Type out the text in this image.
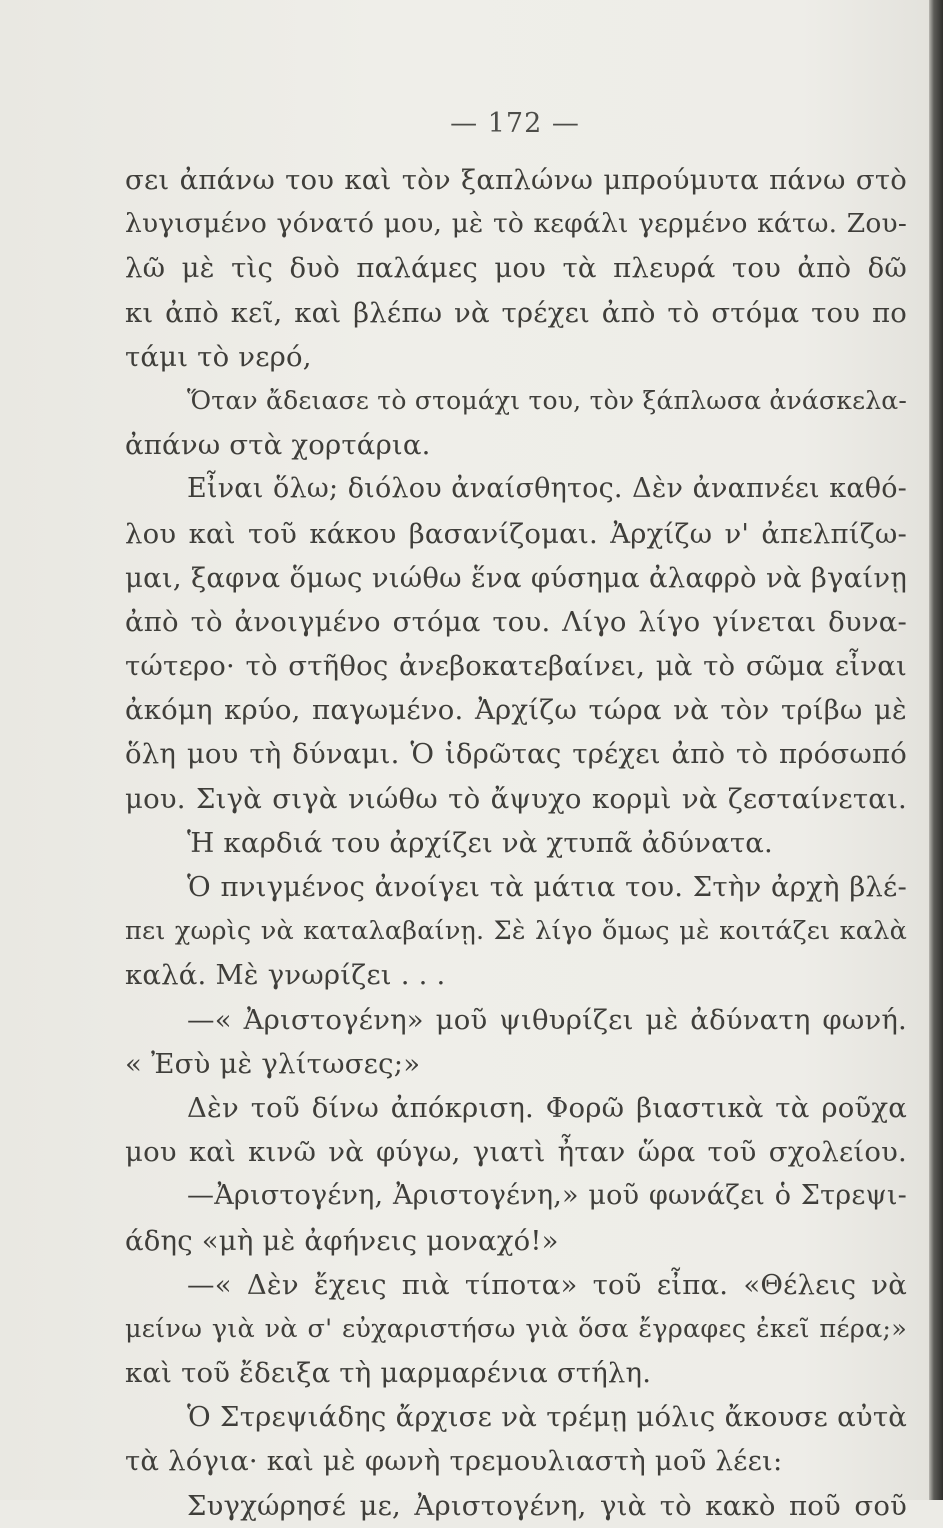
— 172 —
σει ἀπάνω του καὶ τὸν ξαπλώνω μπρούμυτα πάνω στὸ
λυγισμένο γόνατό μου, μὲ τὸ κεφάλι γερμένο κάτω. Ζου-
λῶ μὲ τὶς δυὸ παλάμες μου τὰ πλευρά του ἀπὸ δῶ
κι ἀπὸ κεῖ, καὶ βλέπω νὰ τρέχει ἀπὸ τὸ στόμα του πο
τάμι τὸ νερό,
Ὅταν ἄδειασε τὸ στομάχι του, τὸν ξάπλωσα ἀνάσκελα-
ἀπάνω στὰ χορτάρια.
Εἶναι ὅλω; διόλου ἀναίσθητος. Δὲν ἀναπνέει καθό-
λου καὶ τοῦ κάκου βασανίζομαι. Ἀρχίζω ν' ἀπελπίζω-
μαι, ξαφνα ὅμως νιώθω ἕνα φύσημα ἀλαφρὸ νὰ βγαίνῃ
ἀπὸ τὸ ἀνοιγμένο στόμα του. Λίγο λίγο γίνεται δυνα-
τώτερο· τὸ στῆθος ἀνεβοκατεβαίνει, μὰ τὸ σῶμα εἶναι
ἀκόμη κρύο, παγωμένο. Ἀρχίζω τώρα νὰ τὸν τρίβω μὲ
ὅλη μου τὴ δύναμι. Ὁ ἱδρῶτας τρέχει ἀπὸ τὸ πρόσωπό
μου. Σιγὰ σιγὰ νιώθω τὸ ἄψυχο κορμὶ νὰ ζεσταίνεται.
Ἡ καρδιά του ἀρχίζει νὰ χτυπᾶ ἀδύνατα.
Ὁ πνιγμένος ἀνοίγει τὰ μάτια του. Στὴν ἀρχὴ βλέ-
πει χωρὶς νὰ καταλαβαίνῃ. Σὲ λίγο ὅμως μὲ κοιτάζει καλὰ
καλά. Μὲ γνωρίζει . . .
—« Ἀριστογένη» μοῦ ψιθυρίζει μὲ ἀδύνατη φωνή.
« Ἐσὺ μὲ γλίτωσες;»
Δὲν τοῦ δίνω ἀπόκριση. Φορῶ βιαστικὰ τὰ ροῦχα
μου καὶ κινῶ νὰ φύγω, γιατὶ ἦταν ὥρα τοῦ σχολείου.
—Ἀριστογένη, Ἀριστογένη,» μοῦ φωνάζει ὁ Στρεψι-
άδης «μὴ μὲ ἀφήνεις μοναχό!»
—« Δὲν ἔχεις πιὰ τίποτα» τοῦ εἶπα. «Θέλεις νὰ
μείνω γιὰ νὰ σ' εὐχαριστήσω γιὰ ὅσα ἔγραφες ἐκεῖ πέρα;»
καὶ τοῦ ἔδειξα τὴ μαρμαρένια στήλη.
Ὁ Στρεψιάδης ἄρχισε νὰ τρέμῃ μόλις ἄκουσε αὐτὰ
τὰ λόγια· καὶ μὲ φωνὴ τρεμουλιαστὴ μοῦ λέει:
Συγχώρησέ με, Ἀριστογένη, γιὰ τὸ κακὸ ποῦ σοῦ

========================================================================

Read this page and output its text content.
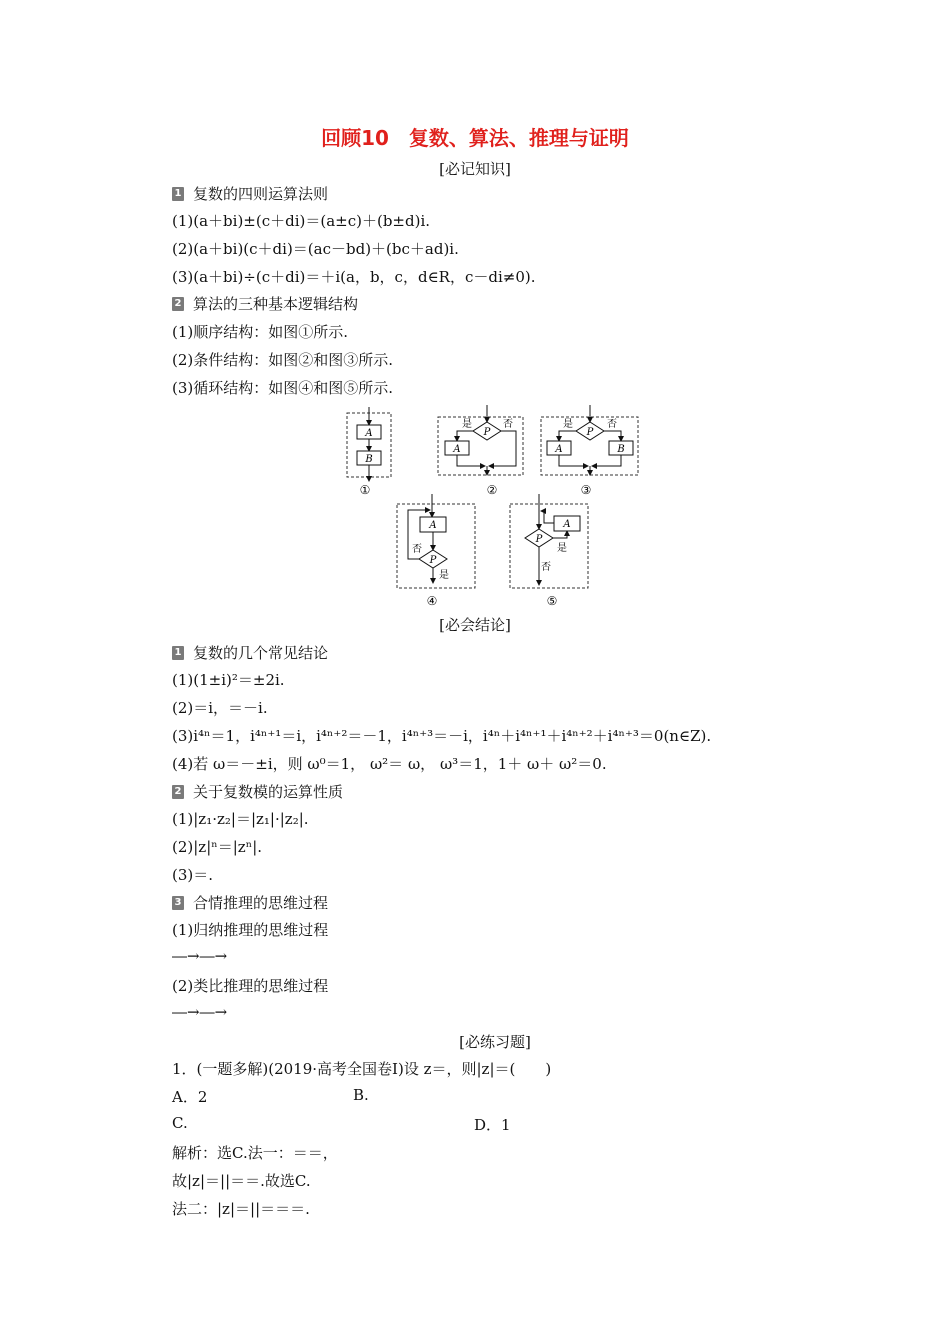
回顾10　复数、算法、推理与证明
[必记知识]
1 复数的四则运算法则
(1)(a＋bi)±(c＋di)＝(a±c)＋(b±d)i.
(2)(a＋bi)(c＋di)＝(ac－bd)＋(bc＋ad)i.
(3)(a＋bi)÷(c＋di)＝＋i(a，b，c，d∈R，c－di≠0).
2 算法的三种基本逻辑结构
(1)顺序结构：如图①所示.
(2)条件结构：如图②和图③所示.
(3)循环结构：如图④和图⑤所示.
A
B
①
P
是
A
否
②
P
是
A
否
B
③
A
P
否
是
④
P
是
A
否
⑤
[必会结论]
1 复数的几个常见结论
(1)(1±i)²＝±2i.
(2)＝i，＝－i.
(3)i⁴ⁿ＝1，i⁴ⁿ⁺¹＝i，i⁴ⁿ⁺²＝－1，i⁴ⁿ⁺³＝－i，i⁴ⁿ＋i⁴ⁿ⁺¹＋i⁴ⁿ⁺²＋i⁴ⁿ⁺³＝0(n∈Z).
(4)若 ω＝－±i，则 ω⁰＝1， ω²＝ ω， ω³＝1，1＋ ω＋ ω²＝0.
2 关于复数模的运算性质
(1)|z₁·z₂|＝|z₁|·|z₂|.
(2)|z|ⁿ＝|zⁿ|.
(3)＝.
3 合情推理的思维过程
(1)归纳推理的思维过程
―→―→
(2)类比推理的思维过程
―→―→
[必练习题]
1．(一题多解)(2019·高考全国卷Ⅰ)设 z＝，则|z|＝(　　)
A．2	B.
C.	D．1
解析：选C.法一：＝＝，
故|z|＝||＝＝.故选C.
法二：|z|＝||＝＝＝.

========================================================================

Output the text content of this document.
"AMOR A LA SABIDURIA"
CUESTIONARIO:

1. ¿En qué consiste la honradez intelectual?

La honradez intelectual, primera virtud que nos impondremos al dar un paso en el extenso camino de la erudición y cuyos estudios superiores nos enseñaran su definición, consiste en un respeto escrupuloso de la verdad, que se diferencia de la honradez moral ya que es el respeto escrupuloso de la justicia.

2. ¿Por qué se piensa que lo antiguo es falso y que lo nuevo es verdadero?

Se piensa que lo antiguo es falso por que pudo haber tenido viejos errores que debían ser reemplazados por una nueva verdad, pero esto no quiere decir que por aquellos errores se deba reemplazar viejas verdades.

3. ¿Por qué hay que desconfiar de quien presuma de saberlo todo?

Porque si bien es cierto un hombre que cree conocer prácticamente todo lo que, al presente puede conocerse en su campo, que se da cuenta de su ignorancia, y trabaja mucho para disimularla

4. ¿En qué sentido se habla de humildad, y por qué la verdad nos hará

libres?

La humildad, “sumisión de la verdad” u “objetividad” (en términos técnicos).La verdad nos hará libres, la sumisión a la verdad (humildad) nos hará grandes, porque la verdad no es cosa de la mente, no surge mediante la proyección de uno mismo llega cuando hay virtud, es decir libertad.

========================================================================

--- WRITTEN INSTRUCTION ---
Find every line in the records above that contains the word "content", and copy each one.

--- SOLUTION TO THIS EXERCISE ---
Read this page and output its text content.
Output the text content of this document.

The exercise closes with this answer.